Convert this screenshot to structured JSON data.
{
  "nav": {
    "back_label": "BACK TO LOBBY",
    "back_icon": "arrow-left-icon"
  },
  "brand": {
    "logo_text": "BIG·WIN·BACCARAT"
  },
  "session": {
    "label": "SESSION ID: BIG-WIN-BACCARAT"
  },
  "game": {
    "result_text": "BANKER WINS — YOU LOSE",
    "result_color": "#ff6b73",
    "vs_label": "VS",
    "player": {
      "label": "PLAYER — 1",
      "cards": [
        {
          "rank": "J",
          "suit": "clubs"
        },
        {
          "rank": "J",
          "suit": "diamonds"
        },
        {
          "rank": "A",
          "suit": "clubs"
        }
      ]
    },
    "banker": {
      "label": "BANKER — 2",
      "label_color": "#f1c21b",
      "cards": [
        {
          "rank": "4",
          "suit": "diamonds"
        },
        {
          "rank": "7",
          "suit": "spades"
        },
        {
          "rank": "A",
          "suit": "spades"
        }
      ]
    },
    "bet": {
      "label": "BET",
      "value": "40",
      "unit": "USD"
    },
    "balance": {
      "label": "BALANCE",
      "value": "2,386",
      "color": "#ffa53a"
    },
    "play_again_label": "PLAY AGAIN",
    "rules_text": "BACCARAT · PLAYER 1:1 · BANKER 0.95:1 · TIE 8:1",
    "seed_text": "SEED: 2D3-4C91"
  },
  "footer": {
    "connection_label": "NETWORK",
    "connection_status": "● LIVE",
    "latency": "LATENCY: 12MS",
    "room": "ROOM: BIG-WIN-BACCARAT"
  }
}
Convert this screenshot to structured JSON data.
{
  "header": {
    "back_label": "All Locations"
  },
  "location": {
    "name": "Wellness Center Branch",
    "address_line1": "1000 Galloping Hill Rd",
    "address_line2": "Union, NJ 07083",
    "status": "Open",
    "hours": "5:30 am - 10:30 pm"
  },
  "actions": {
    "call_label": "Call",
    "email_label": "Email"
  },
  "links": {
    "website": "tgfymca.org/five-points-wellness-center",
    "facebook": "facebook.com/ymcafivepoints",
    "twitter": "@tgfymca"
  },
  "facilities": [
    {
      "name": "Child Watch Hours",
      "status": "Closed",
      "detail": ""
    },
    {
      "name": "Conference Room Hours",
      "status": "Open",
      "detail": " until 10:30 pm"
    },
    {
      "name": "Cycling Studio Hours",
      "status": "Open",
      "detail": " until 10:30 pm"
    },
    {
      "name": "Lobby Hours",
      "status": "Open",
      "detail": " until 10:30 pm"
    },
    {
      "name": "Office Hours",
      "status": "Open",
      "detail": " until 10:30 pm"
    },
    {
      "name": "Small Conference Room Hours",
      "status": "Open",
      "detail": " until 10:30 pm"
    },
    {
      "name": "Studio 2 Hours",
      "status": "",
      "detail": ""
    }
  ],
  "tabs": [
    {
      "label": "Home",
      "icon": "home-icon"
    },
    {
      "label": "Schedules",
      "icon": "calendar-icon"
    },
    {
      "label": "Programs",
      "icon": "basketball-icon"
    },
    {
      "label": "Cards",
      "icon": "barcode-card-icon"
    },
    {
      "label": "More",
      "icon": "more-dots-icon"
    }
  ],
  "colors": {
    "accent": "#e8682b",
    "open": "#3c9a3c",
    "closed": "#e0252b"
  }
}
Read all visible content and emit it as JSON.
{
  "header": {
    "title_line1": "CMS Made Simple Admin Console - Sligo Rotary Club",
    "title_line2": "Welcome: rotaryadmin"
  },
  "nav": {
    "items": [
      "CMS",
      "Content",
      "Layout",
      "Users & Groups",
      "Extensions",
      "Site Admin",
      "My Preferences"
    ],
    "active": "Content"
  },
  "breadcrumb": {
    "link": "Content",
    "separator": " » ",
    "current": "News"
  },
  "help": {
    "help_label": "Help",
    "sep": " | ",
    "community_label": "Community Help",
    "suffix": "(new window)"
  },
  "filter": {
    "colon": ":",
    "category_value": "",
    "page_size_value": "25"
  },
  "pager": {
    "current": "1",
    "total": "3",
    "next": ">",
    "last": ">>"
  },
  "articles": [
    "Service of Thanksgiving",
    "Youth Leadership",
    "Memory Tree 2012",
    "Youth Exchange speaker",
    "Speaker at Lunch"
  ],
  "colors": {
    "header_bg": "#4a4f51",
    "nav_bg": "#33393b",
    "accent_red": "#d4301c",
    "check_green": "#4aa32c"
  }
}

> [Task brief]
Write out the entire listing exactly.

> [Output of the task]
Convert this screenshot to structured JSON data.
{
  "nav": {
    "back_label": "BACK TO LOBBY",
    "back_icon": "arrow-left-icon"
  },
  "brand": {
    "logo_text": "BIG·WIN·BACCARAT"
  },
  "session": {
    "label": "SESSION ID: BIG-WIN-BACCARAT"
  },
  "game": {
    "result_text": "BANKER WINS — YOU LOSE",
    "result_color": "#ff6b73",
    "vs_label": "VS",
    "player": {
      "label": "PLAYER — 1",
      "cards": [
        {
          "rank": "J",
          "suit": "clubs"
        },
        {
          "rank": "J",
          "suit": "diamonds"
        },
        {
          "rank": "A",
          "suit": "clubs"
        }
      ]
    },
    "banker": {
      "label": "BANKER — 2",
      "label_color": "#f1c21b",
      "cards": [
        {
          "rank": "4",
          "suit": "diamonds"
        },
        {
          "rank": "7",
          "suit": "spades"
        },
        {
          "rank": "A",
          "suit": "spades"
        }
      ]
    },
    "bet": {
      "label": "BET",
      "value": "40",
      "unit": "USD"
    },
    "balance": {
      "label": "BALANCE",
      "value": "2,386",
      "color": "#ffa53a"
    },
    "play_again_label": "PLAY AGAIN",
    "rules_text": "BACCARAT · PLAYER 1:1 · BANKER 0.95:1 · TIE 8:1",
    "seed_text": "SEED: 2D3-4C91"
  },
  "footer": {
    "connection_label": "NETWORK",
    "connection_status": "● LIVE",
    "latency": "LATENCY: 12MS",
    "room": "ROOM: BIG-WIN-BACCARAT"
  }
}
Convert this screenshot to structured JSON data.
{
  "header": {
    "back_label": "All Locations"
  },
  "location": {
    "name": "Wellness Center Branch",
    "address_line1": "1000 Galloping Hill Rd",
    "address_line2": "Union, NJ 07083",
    "status": "Open",
    "hours": "5:30 am - 10:30 pm"
  },
  "actions": {
    "call_label": "Call",
    "email_label": "Email"
  },
  "links": {
    "website": "tgfymca.org/five-points-wellness-center",
    "facebook": "facebook.com/ymcafivepoints",
    "twitter": "@tgfymca"
  },
  "facilities": [
    {
      "name": "Child Watch Hours",
      "status": "Closed",
      "detail": ""
    },
    {
      "name": "Conference Room Hours",
      "status": "Open",
      "detail": " until 10:30 pm"
    },
    {
      "name": "Cycling Studio Hours",
      "status": "Open",
      "detail": " until 10:30 pm"
    },
    {
      "name": "Lobby Hours",
      "status": "Open",
      "detail": " until 10:30 pm"
    },
    {
      "name": "Office Hours",
      "status": "Open",
      "detail": " until 10:30 pm"
    },
    {
      "name": "Small Conference Room Hours",
      "status": "Open",
      "detail": " until 10:30 pm"
    },
    {
      "name": "Studio 2 Hours",
      "status": "",
      "detail": ""
    }
  ],
  "tabs": [
    {
      "label": "Home",
      "icon": "home-icon"
    },
    {
      "label": "Schedules",
      "icon": "calendar-icon"
    },
    {
      "label": "Programs",
      "icon": "basketball-icon"
    },
    {
      "label": "Cards",
      "icon": "barcode-card-icon"
    },
    {
      "label": "More",
      "icon": "more-dots-icon"
    }
  ],
  "colors": {
    "accent": "#e8682b",
    "open": "#3c9a3c",
    "closed": "#e0252b"
  }
}
Read all visible content and emit it as JSON.
{
  "header": {
    "title_line1": "CMS Made Simple Admin Console - Sligo Rotary Club",
    "title_line2": "Welcome: rotaryadmin"
  },
  "nav": {
    "items": [
      "CMS",
      "Content",
      "Layout",
      "Users & Groups",
      "Extensions",
      "Site Admin",
      "My Preferences"
    ],
    "active": "Content"
  },
  "breadcrumb": {
    "link": "Content",
    "separator": " » ",
    "current": "News"
  },
  "help": {
    "help_label": "Help",
    "sep": " | ",
    "community_label": "Community Help",
    "suffix": "(new window)"
  },
  "filter": {
    "colon": ":",
    "category_value": "",
    "page_size_value": "25"
  },
  "pager": {
    "current": "1",
    "total": "3",
    "next": ">",
    "last": ">>"
  },
  "articles": [
    "Service of Thanksgiving",
    "Youth Leadership",
    "Memory Tree 2012",
    "Youth Exchange speaker",
    "Speaker at Lunch"
  ],
  "colors": {
    "header_bg": "#4a4f51",
    "nav_bg": "#33393b",
    "accent_red": "#d4301c",
    "check_green": "#4aa32c"
  }
}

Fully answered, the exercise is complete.